[Directions for this task] Each line below that includes the word "Connective" is to be reported.

(Records drawn from a dataset)
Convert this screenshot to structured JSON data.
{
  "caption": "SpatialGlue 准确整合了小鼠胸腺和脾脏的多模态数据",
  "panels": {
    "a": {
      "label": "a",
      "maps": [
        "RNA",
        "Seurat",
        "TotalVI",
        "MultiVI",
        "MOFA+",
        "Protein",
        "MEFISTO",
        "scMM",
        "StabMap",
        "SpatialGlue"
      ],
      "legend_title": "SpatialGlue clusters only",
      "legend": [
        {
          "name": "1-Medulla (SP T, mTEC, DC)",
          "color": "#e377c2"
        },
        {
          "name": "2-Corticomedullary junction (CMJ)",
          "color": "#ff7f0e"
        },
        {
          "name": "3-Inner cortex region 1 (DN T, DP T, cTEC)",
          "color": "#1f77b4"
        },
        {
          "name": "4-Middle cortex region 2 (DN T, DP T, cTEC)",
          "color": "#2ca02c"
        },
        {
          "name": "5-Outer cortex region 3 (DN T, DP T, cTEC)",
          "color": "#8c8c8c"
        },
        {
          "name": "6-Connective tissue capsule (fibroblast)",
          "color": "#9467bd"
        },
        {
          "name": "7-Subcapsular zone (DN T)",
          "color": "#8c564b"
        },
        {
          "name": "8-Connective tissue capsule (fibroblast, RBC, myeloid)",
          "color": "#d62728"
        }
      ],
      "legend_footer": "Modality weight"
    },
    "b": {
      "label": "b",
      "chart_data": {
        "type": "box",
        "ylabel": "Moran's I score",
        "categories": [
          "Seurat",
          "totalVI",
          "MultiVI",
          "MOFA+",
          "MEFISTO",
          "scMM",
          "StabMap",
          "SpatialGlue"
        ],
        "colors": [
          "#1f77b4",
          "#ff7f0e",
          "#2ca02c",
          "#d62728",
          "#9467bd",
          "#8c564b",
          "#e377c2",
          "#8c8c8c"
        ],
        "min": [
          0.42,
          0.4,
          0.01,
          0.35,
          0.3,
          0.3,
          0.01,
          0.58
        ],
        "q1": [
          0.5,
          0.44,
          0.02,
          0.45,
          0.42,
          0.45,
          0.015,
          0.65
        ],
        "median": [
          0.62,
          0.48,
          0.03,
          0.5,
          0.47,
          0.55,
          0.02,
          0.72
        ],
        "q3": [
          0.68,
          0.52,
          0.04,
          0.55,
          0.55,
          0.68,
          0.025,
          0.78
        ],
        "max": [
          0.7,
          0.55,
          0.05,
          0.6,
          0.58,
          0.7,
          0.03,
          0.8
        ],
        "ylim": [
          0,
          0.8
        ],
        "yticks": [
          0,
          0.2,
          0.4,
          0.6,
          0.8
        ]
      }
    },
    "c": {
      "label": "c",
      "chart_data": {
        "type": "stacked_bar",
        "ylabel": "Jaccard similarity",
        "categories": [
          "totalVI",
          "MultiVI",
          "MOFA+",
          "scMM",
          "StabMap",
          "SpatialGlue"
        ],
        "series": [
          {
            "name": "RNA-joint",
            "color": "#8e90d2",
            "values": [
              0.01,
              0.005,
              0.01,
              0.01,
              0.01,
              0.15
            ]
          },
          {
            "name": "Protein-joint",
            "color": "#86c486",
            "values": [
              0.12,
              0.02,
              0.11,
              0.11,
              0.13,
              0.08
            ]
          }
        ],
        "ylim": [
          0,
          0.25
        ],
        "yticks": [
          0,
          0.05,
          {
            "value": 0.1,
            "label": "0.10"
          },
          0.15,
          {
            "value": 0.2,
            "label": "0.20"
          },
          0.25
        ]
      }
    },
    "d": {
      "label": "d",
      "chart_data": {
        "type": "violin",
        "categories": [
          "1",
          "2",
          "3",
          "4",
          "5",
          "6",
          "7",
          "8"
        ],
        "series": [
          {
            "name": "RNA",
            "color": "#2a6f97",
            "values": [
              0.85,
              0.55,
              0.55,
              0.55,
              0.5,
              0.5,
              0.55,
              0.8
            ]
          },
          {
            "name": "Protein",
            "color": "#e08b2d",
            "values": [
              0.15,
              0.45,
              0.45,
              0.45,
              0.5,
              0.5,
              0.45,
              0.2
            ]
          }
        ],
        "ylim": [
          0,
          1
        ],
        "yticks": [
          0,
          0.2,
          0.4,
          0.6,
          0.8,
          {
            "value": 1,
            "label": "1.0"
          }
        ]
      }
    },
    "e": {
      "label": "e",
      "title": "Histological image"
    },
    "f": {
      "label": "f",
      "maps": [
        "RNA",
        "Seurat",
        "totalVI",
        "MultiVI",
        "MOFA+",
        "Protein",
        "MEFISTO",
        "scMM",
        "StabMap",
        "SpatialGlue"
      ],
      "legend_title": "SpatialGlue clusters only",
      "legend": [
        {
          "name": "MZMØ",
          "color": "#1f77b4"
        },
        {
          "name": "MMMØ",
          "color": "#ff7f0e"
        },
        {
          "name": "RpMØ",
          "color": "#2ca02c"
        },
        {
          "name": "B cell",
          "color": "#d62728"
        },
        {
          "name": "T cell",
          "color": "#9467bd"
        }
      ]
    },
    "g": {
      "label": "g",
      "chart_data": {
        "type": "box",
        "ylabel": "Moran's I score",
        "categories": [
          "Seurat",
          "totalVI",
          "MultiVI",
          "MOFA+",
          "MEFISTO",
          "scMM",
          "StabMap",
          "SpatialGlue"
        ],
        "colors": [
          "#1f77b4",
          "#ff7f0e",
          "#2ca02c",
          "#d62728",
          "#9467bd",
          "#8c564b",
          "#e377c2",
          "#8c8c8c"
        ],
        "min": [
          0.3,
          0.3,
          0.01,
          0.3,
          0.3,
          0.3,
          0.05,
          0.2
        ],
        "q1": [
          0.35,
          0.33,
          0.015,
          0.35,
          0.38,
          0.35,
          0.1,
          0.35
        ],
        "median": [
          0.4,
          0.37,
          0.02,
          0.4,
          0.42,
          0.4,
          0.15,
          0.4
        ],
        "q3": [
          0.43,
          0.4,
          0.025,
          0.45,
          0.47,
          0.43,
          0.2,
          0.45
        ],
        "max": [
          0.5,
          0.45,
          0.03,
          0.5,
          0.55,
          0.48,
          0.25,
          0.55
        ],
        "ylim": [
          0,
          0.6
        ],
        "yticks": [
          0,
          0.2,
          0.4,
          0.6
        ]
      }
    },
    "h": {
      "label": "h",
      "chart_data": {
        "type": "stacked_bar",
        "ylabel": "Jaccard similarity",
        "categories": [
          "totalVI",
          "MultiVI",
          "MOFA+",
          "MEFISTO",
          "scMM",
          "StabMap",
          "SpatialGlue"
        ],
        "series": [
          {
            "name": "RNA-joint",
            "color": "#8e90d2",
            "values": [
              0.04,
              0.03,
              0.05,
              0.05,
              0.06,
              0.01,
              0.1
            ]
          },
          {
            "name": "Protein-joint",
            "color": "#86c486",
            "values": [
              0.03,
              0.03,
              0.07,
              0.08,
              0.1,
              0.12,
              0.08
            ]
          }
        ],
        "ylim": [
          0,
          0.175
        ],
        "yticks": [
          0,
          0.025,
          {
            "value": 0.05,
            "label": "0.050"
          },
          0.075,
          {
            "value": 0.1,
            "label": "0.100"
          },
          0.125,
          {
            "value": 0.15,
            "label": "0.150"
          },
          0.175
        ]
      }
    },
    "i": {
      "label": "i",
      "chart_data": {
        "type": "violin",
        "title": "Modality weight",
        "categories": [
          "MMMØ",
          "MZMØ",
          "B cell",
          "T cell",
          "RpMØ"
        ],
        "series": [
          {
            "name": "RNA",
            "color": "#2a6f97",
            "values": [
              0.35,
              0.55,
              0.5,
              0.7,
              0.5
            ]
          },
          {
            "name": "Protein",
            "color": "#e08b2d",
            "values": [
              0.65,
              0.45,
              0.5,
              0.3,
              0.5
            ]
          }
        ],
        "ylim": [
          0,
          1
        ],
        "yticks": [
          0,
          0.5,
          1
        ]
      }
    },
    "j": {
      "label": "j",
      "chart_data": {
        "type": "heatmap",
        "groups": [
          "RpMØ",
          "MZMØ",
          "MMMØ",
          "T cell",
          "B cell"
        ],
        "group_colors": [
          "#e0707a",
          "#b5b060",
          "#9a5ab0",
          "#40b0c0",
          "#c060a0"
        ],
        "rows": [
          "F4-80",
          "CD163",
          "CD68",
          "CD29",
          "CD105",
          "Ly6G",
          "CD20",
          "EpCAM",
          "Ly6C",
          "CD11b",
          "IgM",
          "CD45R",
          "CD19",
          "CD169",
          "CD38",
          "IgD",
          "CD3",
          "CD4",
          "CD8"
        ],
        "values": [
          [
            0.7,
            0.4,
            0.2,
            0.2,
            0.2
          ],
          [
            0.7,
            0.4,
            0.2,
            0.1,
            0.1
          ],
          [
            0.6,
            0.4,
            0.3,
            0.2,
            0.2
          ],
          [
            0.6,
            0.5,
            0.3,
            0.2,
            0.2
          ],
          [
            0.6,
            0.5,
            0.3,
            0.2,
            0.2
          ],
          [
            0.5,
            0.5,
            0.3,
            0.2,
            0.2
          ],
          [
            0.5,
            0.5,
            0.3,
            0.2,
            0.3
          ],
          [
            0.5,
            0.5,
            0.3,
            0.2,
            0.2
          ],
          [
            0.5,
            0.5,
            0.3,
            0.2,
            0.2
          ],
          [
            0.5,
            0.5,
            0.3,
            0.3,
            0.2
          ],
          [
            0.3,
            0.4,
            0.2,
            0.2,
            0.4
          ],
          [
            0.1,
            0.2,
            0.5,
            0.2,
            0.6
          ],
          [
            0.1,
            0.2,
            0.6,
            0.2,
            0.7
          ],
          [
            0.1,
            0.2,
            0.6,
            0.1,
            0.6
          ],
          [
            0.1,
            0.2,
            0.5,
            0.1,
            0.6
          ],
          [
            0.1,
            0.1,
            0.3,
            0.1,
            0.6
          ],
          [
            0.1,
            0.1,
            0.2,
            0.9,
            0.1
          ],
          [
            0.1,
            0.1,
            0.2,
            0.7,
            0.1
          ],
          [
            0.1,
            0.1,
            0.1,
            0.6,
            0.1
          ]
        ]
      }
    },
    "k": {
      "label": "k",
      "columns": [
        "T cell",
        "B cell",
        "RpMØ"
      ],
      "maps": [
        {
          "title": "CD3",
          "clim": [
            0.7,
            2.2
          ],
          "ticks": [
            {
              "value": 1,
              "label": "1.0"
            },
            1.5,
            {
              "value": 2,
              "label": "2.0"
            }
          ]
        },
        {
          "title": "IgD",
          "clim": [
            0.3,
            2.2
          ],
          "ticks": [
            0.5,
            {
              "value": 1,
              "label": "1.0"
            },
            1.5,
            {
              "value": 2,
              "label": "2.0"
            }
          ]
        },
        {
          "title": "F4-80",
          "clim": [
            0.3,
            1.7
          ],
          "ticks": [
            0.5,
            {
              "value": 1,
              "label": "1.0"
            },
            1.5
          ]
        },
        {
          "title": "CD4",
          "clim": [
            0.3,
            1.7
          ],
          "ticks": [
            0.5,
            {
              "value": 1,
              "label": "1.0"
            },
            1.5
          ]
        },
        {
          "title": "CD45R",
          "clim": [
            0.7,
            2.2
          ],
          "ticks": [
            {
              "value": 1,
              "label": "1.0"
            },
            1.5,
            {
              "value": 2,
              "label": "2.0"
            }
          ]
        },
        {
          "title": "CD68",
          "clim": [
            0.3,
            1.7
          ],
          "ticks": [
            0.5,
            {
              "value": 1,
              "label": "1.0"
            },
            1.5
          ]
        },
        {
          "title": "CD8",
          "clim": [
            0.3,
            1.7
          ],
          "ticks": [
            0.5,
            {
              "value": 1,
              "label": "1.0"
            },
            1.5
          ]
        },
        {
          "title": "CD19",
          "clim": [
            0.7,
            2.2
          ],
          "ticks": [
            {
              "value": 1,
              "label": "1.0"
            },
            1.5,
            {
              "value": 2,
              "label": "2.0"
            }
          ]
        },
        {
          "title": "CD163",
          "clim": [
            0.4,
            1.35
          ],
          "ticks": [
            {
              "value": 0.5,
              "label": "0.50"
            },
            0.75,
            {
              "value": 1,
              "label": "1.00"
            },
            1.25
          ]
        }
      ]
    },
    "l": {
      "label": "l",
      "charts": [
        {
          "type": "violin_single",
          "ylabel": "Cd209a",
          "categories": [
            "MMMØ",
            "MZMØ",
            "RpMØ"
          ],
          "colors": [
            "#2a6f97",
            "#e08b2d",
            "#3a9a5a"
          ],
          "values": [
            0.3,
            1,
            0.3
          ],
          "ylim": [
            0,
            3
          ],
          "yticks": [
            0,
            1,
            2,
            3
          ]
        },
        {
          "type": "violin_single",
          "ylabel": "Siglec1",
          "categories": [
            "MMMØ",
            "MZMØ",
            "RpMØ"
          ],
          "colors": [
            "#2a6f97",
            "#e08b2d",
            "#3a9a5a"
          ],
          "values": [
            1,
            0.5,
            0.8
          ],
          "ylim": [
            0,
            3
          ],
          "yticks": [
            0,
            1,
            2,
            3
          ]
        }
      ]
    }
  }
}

[Response]
          "name": "6-Connective tissue capsule (fibroblast)",
          "name": "8-Connective tissue capsule (fibroblast, RBC, myeloid)",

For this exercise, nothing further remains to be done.